- DO THIS -
Return a copy of each line that holds the string "What".

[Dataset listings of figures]
╔══

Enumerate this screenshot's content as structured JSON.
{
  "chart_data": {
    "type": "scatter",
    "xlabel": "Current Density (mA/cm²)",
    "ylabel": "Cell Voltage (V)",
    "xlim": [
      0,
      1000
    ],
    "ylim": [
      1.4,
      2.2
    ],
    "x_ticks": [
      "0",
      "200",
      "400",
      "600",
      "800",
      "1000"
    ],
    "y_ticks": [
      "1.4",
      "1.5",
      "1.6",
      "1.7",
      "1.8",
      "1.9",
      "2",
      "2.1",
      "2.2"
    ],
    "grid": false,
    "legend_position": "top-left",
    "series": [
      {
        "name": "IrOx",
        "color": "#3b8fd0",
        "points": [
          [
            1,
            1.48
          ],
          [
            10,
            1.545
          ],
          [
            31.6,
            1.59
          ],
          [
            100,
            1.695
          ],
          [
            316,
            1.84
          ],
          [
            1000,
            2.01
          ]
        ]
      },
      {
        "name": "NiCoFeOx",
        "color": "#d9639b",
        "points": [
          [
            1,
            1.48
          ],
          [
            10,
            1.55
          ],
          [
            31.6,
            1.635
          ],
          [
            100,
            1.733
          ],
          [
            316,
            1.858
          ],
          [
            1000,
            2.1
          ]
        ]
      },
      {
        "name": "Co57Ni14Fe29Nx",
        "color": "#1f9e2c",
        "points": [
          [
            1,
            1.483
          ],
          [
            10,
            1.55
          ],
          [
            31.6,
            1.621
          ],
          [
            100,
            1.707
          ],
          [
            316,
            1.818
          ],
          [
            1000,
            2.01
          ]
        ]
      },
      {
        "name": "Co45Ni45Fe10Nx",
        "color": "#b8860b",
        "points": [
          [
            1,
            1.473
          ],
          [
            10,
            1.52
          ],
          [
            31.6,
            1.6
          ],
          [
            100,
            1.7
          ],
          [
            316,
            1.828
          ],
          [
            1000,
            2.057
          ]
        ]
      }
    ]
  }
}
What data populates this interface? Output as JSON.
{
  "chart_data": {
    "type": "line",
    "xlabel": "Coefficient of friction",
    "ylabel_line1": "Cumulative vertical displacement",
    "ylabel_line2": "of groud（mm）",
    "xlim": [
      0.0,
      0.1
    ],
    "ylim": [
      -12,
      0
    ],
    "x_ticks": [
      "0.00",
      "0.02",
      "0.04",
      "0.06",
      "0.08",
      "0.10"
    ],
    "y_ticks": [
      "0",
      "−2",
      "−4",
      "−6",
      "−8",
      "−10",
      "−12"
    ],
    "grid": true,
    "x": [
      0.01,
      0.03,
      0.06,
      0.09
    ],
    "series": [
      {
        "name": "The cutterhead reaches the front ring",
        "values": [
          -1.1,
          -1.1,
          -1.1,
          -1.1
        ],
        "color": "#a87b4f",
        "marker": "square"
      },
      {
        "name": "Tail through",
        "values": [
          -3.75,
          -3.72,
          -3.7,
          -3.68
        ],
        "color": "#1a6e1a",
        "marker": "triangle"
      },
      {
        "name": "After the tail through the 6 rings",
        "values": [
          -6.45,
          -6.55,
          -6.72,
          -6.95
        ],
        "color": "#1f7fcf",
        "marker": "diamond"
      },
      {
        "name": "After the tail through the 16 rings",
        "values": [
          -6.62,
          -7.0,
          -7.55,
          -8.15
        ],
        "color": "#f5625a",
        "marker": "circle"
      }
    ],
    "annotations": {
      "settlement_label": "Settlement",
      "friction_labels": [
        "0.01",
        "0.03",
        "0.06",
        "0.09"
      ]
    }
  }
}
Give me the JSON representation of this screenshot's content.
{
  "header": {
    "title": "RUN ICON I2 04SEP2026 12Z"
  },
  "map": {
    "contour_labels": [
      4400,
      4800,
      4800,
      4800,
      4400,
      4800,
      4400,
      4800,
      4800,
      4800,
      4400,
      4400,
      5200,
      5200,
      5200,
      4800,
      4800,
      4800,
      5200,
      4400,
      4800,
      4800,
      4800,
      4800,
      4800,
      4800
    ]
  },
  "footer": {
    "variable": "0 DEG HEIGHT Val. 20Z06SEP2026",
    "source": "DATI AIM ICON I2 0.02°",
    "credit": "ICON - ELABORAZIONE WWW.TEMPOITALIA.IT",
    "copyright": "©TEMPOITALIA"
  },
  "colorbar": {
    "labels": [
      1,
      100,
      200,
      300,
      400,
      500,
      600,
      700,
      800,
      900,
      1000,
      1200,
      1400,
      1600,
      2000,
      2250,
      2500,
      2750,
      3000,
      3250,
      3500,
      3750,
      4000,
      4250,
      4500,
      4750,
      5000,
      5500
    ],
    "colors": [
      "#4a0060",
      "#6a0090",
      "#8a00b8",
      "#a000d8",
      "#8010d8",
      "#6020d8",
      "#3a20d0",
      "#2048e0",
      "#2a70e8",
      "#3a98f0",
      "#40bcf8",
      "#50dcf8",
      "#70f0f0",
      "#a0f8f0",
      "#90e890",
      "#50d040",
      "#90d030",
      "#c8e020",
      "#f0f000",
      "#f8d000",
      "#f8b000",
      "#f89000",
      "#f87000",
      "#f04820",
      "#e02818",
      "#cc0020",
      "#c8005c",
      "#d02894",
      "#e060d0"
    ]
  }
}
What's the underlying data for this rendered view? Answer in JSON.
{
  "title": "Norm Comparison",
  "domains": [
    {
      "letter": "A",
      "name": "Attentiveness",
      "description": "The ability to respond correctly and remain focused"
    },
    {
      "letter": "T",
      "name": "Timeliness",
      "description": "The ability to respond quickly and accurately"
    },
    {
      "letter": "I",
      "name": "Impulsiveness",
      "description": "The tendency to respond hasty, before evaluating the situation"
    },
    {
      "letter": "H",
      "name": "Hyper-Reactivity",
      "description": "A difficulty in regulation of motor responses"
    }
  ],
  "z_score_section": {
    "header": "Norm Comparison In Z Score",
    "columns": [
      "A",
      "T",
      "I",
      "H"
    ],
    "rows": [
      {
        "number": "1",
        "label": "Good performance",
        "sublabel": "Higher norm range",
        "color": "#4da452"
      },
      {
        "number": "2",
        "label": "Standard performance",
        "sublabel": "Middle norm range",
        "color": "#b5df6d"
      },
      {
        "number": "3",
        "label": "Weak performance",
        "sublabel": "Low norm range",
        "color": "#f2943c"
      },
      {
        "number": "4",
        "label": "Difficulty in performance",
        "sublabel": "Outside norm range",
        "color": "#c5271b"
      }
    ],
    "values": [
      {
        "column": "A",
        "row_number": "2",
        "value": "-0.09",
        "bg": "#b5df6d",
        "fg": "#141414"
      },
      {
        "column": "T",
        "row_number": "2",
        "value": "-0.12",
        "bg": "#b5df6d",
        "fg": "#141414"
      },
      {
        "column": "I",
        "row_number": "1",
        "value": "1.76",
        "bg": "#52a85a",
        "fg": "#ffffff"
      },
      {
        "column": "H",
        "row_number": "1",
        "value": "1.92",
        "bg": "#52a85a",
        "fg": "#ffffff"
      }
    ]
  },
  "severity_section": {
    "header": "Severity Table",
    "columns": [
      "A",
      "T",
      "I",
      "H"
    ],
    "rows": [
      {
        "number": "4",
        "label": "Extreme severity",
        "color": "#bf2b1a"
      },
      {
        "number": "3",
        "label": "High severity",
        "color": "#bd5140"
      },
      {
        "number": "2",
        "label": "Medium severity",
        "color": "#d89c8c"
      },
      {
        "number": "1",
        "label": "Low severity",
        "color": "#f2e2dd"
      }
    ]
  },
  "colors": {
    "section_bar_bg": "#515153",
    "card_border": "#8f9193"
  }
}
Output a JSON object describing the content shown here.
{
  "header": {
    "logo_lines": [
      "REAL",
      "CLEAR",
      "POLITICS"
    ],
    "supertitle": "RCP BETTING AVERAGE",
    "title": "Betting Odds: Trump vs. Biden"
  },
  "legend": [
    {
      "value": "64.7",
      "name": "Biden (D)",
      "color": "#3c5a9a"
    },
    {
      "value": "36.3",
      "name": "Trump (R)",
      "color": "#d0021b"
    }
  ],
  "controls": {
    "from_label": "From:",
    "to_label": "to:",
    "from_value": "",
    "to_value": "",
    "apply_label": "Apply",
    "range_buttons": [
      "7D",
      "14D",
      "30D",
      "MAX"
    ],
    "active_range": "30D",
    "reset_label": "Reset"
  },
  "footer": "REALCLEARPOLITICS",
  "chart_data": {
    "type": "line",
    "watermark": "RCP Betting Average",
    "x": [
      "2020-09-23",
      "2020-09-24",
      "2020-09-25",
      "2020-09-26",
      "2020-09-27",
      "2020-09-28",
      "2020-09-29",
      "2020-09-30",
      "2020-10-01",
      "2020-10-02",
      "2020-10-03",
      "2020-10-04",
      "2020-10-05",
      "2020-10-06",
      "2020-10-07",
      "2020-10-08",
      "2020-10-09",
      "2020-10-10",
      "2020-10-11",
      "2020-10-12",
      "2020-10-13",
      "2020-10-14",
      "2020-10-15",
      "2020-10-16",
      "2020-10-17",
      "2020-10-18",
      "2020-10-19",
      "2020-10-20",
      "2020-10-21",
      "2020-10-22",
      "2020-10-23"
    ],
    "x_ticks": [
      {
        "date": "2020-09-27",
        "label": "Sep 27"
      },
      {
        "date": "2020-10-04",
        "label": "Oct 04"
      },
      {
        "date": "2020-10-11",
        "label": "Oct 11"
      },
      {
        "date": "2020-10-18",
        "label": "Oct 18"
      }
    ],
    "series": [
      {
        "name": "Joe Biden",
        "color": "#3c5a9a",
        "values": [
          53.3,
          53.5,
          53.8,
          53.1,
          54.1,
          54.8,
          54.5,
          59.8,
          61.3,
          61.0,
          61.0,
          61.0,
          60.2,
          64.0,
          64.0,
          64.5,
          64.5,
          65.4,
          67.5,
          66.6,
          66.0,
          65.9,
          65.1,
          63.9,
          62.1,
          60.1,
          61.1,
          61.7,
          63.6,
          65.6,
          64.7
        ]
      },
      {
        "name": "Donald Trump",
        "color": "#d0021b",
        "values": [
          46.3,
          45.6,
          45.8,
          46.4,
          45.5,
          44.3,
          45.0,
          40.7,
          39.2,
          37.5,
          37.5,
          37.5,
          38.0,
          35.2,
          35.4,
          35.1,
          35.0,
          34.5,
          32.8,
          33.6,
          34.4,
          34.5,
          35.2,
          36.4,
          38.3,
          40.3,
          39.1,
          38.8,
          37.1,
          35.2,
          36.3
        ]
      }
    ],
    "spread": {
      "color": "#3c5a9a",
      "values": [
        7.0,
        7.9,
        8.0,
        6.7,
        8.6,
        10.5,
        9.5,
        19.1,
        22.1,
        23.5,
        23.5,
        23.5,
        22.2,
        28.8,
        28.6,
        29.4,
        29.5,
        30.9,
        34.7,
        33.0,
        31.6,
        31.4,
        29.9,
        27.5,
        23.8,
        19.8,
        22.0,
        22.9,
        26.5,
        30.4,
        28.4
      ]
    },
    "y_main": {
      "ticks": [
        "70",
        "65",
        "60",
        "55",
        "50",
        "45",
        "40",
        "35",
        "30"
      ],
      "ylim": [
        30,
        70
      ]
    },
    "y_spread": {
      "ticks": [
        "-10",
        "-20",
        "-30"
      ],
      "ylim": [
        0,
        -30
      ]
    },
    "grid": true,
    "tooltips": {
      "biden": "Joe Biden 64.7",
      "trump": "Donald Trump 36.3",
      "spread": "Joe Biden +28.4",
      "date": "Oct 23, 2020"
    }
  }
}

╚══

- PROBLEM SOLUTION -
What data populates this interface? Output as JSON.
What's the underlying data for this rendered view? Answer in JSON.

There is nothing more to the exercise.